▶ Exercise task:
Emit the data below verbatim, stripping out any pictures.

▶ Dataset items:
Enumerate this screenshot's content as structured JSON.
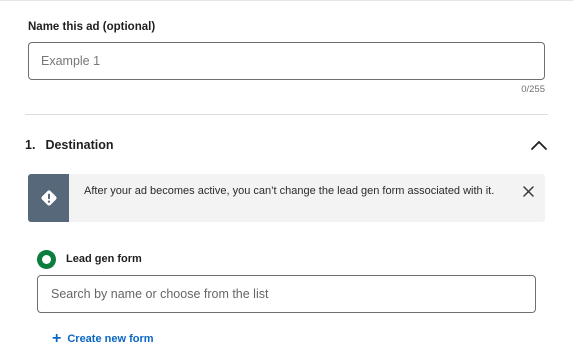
{
  "ad_name": {
    "label": "Name this ad (optional)",
    "value": "",
    "placeholder": "Example 1",
    "char_count": "0/255"
  },
  "destination": {
    "number": "1.",
    "title": "Destination",
    "alert": {
      "icon": "exclamation-diamond-icon",
      "message": "After your ad becomes active, you can’t change the lead gen form associated with it.",
      "close_icon": "close-icon"
    },
    "option": {
      "label": "Lead gen form",
      "selected": true
    },
    "search": {
      "value": "",
      "placeholder": "Search by name or choose from the list"
    },
    "create_link": {
      "icon": "plus-icon",
      "label": "Create new form"
    }
  },
  "colors": {
    "accent_blue": "#0a66c2",
    "radio_green": "#0b7d3e",
    "alert_icon_bg": "#56687a",
    "alert_bg": "#f3f3f3"
  }
}
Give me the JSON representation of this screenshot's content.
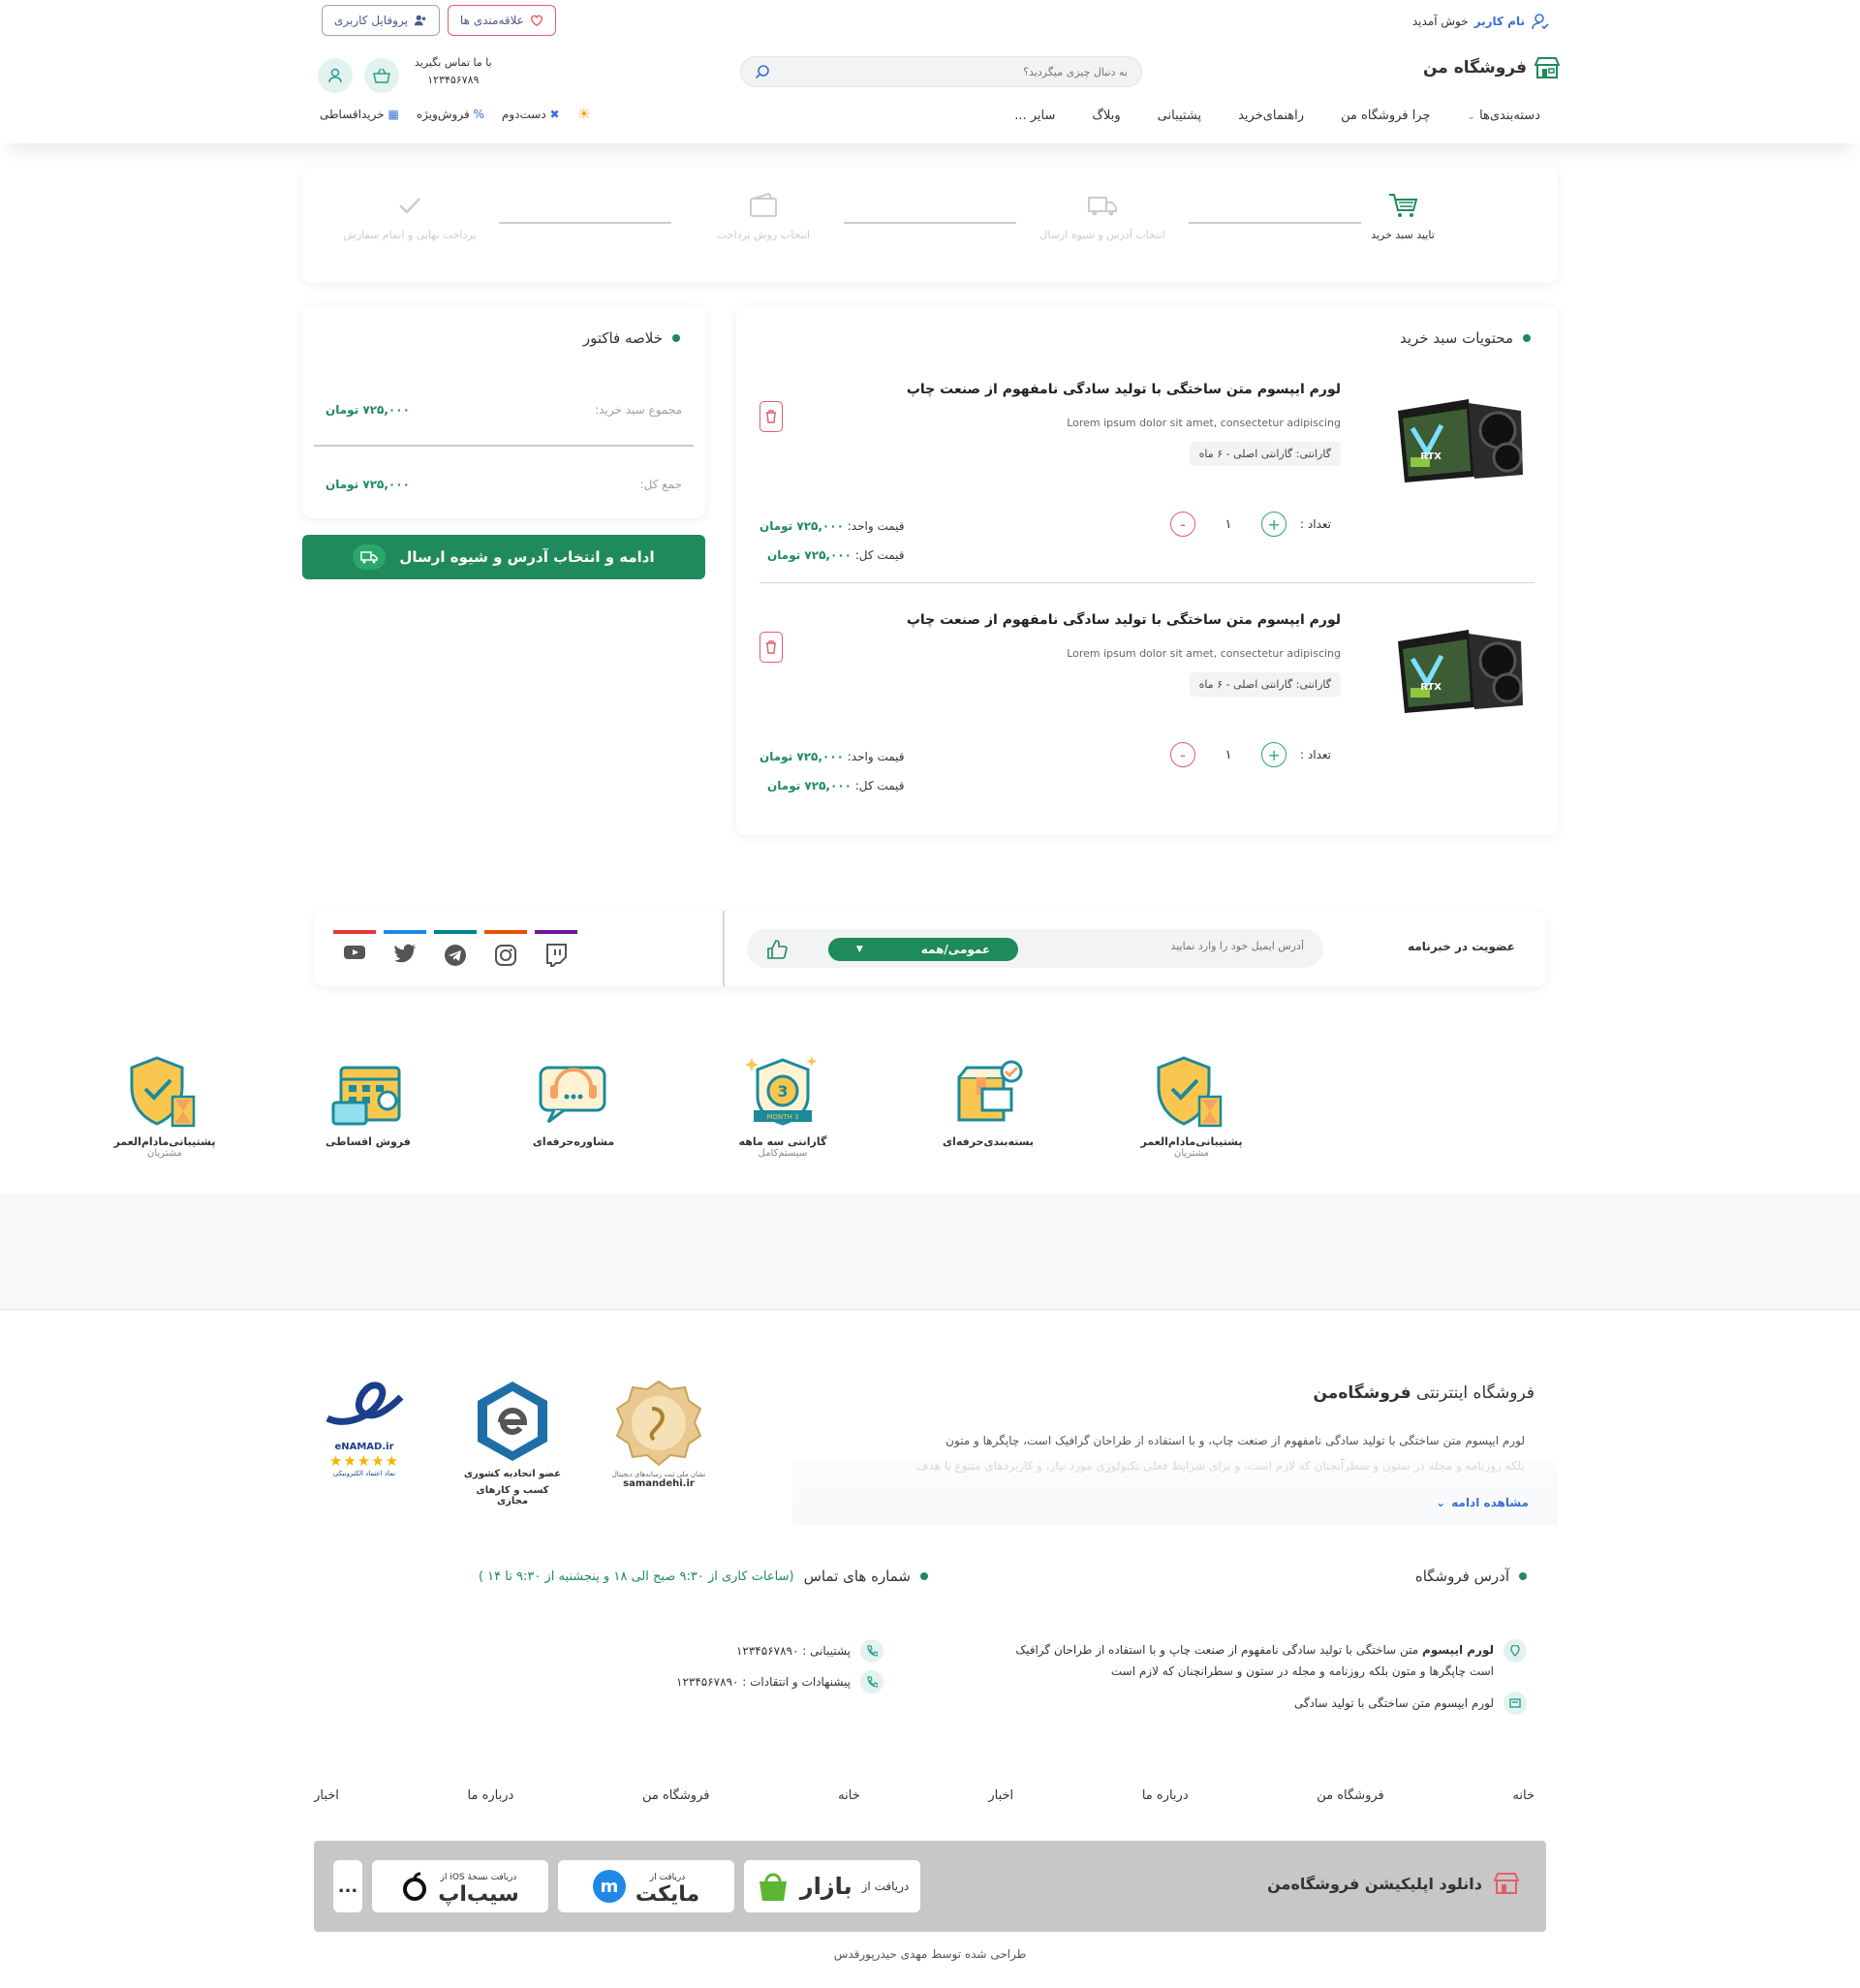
{
  "topbar": {
    "welcome_user": "نام کاربر",
    "welcome_text": "خوش آمدید",
    "profile_button": "پروفایل کاربری",
    "wishlist_button": "علاقه‌مندی ها"
  },
  "header": {
    "logo_text": "فروشگاه من",
    "search_placeholder": "به دنبال چیزی میگردید؟",
    "contact_label": "با ما تماس بگیرید",
    "contact_phone": "۱۲۳۴۵۶۷۸۹",
    "nav": [
      "دسته‌بندی‌ها",
      "چرا فروشگاه من",
      "راهنمای‌خرید",
      "پشتیبانی",
      "وبلاگ",
      "سایر ..."
    ],
    "quick_links": [
      "خریداقساطی",
      "فروش‌ویژه",
      "دست‌دوم"
    ]
  },
  "steps": [
    {
      "label": "تایید سبد خرید",
      "active": true
    },
    {
      "label": "انتخاب آدرس و شیوه ارسال",
      "active": false
    },
    {
      "label": "انتخاب روش پرداخت",
      "active": false
    },
    {
      "label": "پرداخت نهایی و اتمام سفارش",
      "active": false
    }
  ],
  "cart": {
    "title": "محتویات سبد خرید",
    "items": [
      {
        "title": "لورم ایپسوم متن ساختگی با تولید سادگی نامفهوم از صنعت چاپ",
        "subtitle": "Lorem ipsum dolor sit amet, consectetur adipiscing",
        "guarantee": "گارانتی: گارانتی اصلی - ۶ ماه",
        "qty_label": "تعداد :",
        "qty": "۱",
        "unit_price_label": "قیمت واحد:",
        "unit_price": "۷۲۵,۰۰۰ تومان",
        "total_price_label": "قیمت کل:",
        "total_price": "۷۲۵,۰۰۰ تومان"
      },
      {
        "title": "لورم ایپسوم متن ساختگی با تولید سادگی نامفهوم از صنعت چاپ",
        "subtitle": "Lorem ipsum dolor sit amet, consectetur adipiscing",
        "guarantee": "گارانتی: گارانتی اصلی - ۶ ماه",
        "qty_label": "تعداد :",
        "qty": "۱",
        "unit_price_label": "قیمت واحد:",
        "unit_price": "۷۲۵,۰۰۰ تومان",
        "total_price_label": "قیمت کل:",
        "total_price": "۷۲۵,۰۰۰ تومان"
      }
    ]
  },
  "summary": {
    "title": "خلاصه فاکتور",
    "subtotal_label": "مجموع سبد خرید:",
    "subtotal": "۷۲۵,۰۰۰ تومان",
    "total_label": "جمع کل:",
    "total": "۷۲۵,۰۰۰ تومان",
    "cta": "ادامه و انتخاب آدرس و شیوه ارسال"
  },
  "newsletter": {
    "title": "عضویت در خبرنامه",
    "placeholder": "آدرس ایمیل خود را وارد نمایید",
    "select_value": "عمومی/همه"
  },
  "social": [
    {
      "icon": "youtube-icon",
      "color": "#e53935"
    },
    {
      "icon": "twitter-icon",
      "color": "#1e88e5"
    },
    {
      "icon": "telegram-icon",
      "color": "#00838f"
    },
    {
      "icon": "instagram-icon",
      "color": "#e65100"
    },
    {
      "icon": "twitch-icon",
      "color": "#6a1b9a"
    }
  ],
  "features": [
    {
      "label": "پشتیبانی‌مادام‌العمر",
      "sub": "مشتریان"
    },
    {
      "label": "بسته‌بندی‌حرفه‌ای",
      "sub": ""
    },
    {
      "label": "گارانتی سه ماهه",
      "sub": "سیستم‌کامل",
      "badge": "3 MONTH"
    },
    {
      "label": "مشاوره‌حرفه‌ای",
      "sub": ""
    },
    {
      "label": "فروش اقساطی",
      "sub": ""
    },
    {
      "label": "پشتیبانی‌مادام‌العمر",
      "sub": "مشتریان"
    }
  ],
  "about": {
    "title_prefix": "فروشگاه اینترنتی",
    "title_brand": "فروشگاه‌من",
    "line1": "لورم ایپسوم متن ساختگی با تولید سادگی نامفهوم از صنعت چاپ، و با استفاده از طراحان گرافیک است، چاپگرها و متون",
    "line2": "بلکه روزنامه و مجله در ستون و سطرآنچنان که لازم است، و برای شرایط فعلی تکنولوژی مورد نیاز، و کاربردهای متنوع با هدف",
    "more": "مشاهده ادامه"
  },
  "badges": {
    "samandehi": "samandehi.ir",
    "samandehi_caption": "نشان ملی ثبت رسانه‌های دیجیتال",
    "etehadieh_line1": "عضو اتحادیه کشوری",
    "etehadieh_line2": "کسب و کارهای مجازی",
    "enamad": "eNAMAD.ir",
    "enamad_caption": "نماد اعتماد الکترونیکی"
  },
  "contact": {
    "address_title": "آدرس فروشگاه",
    "address_bold": "لورم ایپسوم",
    "address_text": "متن ساختگی با تولید سادگی نامفهوم از صنعت چاپ و با استفاده از طراحان گرافیک",
    "address_text2": "است چاپگرها و متون بلکه روزنامه و مجله در ستون و سطرانچنان که لازم است",
    "postal_text": "لورم ایپسوم متن ساختگی با تولید سادگی",
    "phones_title": "شماره های تماس",
    "phones_hours": "(ساعات کاری از ۹:۳۰ صبح الی ۱۸ و پنجشنبه از ۹:۳۰ تا ۱۴ )",
    "support": "پشتیبانی : ۱۲۳۴۵۶۷۸۹۰",
    "feedback": "پیشنهادات و انتقادات : ۱۲۳۴۵۶۷۸۹۰"
  },
  "footer_links": [
    "خانه",
    "فروشگاه من",
    "درباره ما",
    "اخبار",
    "خانه",
    "فروشگاه من",
    "درباره ما",
    "اخبار"
  ],
  "app": {
    "title": "دانلود اپلیکیشن فروشگاه‌من",
    "bazaar_prefix": "دریافت از",
    "bazaar_name": "بازار",
    "myket_prefix": "دریافت از",
    "myket_name": "مایکت",
    "sibapp_prefix": "دریافت نسخهٔ iOS از",
    "sibapp_name": "سیب‌اپ",
    "more": "..."
  },
  "credit": "طراحی شده توسط مهدی حیدرپورقدس"
}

▶ Finished task:
Enumerate this screenshot's content as structured JSON.
{
  "ad_name": {
    "label": "Name this ad (optional)",
    "value": "",
    "placeholder": "Example 1",
    "char_count": "0/255"
  },
  "destination": {
    "number": "1.",
    "title": "Destination",
    "alert": {
      "icon": "exclamation-diamond-icon",
      "message": "After your ad becomes active, you can’t change the lead gen form associated with it.",
      "close_icon": "close-icon"
    },
    "option": {
      "label": "Lead gen form",
      "selected": true
    },
    "search": {
      "value": "",
      "placeholder": "Search by name or choose from the list"
    },
    "create_link": {
      "icon": "plus-icon",
      "label": "Create new form"
    }
  },
  "colors": {
    "accent_blue": "#0a66c2",
    "radio_green": "#0b7d3e",
    "alert_icon_bg": "#56687a",
    "alert_bg": "#f3f3f3"
  }
}
Give me the JSON representation of this screenshot's content.
{
  "topbar": {
    "welcome_user": "نام کاربر",
    "welcome_text": "خوش آمدید",
    "profile_button": "پروفایل کاربری",
    "wishlist_button": "علاقه‌مندی ها"
  },
  "header": {
    "logo_text": "فروشگاه من",
    "search_placeholder": "به دنبال چیزی میگردید؟",
    "contact_label": "با ما تماس بگیرید",
    "contact_phone": "۱۲۳۴۵۶۷۸۹",
    "nav": [
      "دسته‌بندی‌ها",
      "چرا فروشگاه من",
      "راهنمای‌خرید",
      "پشتیبانی",
      "وبلاگ",
      "سایر ..."
    ],
    "quick_links": [
      "خریداقساطی",
      "فروش‌ویژه",
      "دست‌دوم"
    ]
  },
  "steps": [
    {
      "label": "تایید سبد خرید",
      "active": true
    },
    {
      "label": "انتخاب آدرس و شیوه ارسال",
      "active": false
    },
    {
      "label": "انتخاب روش پرداخت",
      "active": false
    },
    {
      "label": "پرداخت نهایی و اتمام سفارش",
      "active": false
    }
  ],
  "cart": {
    "title": "محتویات سبد خرید",
    "items": [
      {
        "title": "لورم ایپسوم متن ساختگی با تولید سادگی نامفهوم از صنعت چاپ",
        "subtitle": "Lorem ipsum dolor sit amet, consectetur adipiscing",
        "guarantee": "گارانتی: گارانتی اصلی - ۶ ماه",
        "qty_label": "تعداد :",
        "qty": "۱",
        "unit_price_label": "قیمت واحد:",
        "unit_price": "۷۲۵,۰۰۰ تومان",
        "total_price_label": "قیمت کل:",
        "total_price": "۷۲۵,۰۰۰ تومان"
      },
      {
        "title": "لورم ایپسوم متن ساختگی با تولید سادگی نامفهوم از صنعت چاپ",
        "subtitle": "Lorem ipsum dolor sit amet, consectetur adipiscing",
        "guarantee": "گارانتی: گارانتی اصلی - ۶ ماه",
        "qty_label": "تعداد :",
        "qty": "۱",
        "unit_price_label": "قیمت واحد:",
        "unit_price": "۷۲۵,۰۰۰ تومان",
        "total_price_label": "قیمت کل:",
        "total_price": "۷۲۵,۰۰۰ تومان"
      }
    ]
  },
  "summary": {
    "title": "خلاصه فاکتور",
    "subtotal_label": "مجموع سبد خرید:",
    "subtotal": "۷۲۵,۰۰۰ تومان",
    "total_label": "جمع کل:",
    "total": "۷۲۵,۰۰۰ تومان",
    "cta": "ادامه و انتخاب آدرس و شیوه ارسال"
  },
  "newsletter": {
    "title": "عضویت در خبرنامه",
    "placeholder": "آدرس ایمیل خود را وارد نمایید",
    "select_value": "عمومی/همه"
  },
  "social": [
    {
      "icon": "youtube-icon",
      "color": "#e53935"
    },
    {
      "icon": "twitter-icon",
      "color": "#1e88e5"
    },
    {
      "icon": "telegram-icon",
      "color": "#00838f"
    },
    {
      "icon": "instagram-icon",
      "color": "#e65100"
    },
    {
      "icon": "twitch-icon",
      "color": "#6a1b9a"
    }
  ],
  "features": [
    {
      "label": "پشتیبانی‌مادام‌العمر",
      "sub": "مشتریان"
    },
    {
      "label": "بسته‌بندی‌حرفه‌ای",
      "sub": ""
    },
    {
      "label": "گارانتی سه ماهه",
      "sub": "سیستم‌کامل",
      "badge": "3 MONTH"
    },
    {
      "label": "مشاوره‌حرفه‌ای",
      "sub": ""
    },
    {
      "label": "فروش اقساطی",
      "sub": ""
    },
    {
      "label": "پشتیبانی‌مادام‌العمر",
      "sub": "مشتریان"
    }
  ],
  "about": {
    "title_prefix": "فروشگاه اینترنتی",
    "title_brand": "فروشگاه‌من",
    "line1": "لورم ایپسوم متن ساختگی با تولید سادگی نامفهوم از صنعت چاپ، و با استفاده از طراحان گرافیک است، چاپگرها و متون",
    "line2": "بلکه روزنامه و مجله در ستون و سطرآنچنان که لازم است، و برای شرایط فعلی تکنولوژی مورد نیاز، و کاربردهای متنوع با هدف",
    "more": "مشاهده ادامه"
  },
  "badges": {
    "samandehi": "samandehi.ir",
    "samandehi_caption": "نشان ملی ثبت رسانه‌های دیجیتال",
    "etehadieh_line1": "عضو اتحادیه کشوری",
    "etehadieh_line2": "کسب و کارهای مجازی",
    "enamad": "eNAMAD.ir",
    "enamad_caption": "نماد اعتماد الکترونیکی"
  },
  "contact": {
    "address_title": "آدرس فروشگاه",
    "address_bold": "لورم ایپسوم",
    "address_text": "متن ساختگی با تولید سادگی نامفهوم از صنعت چاپ و با استفاده از طراحان گرافیک",
    "address_text2": "است چاپگرها و متون بلکه روزنامه و مجله در ستون و سطرانچنان که لازم است",
    "postal_text": "لورم ایپسوم متن ساختگی با تولید سادگی",
    "phones_title": "شماره های تماس",
    "phones_hours": "(ساعات کاری از ۹:۳۰ صبح الی ۱۸ و پنجشنبه از ۹:۳۰ تا ۱۴ )",
    "support": "پشتیبانی : ۱۲۳۴۵۶۷۸۹۰",
    "feedback": "پیشنهادات و انتقادات : ۱۲۳۴۵۶۷۸۹۰"
  },
  "footer_links": [
    "خانه",
    "فروشگاه من",
    "درباره ما",
    "اخبار",
    "خانه",
    "فروشگاه من",
    "درباره ما",
    "اخبار"
  ],
  "app": {
    "title": "دانلود اپلیکیشن فروشگاه‌من",
    "bazaar_prefix": "دریافت از",
    "bazaar_name": "بازار",
    "myket_prefix": "دریافت از",
    "myket_name": "مایکت",
    "sibapp_prefix": "دریافت نسخهٔ iOS از",
    "sibapp_name": "سیب‌اپ",
    "more": "..."
  },
  "credit": "طراحی شده توسط مهدی حیدرپورقدس"
}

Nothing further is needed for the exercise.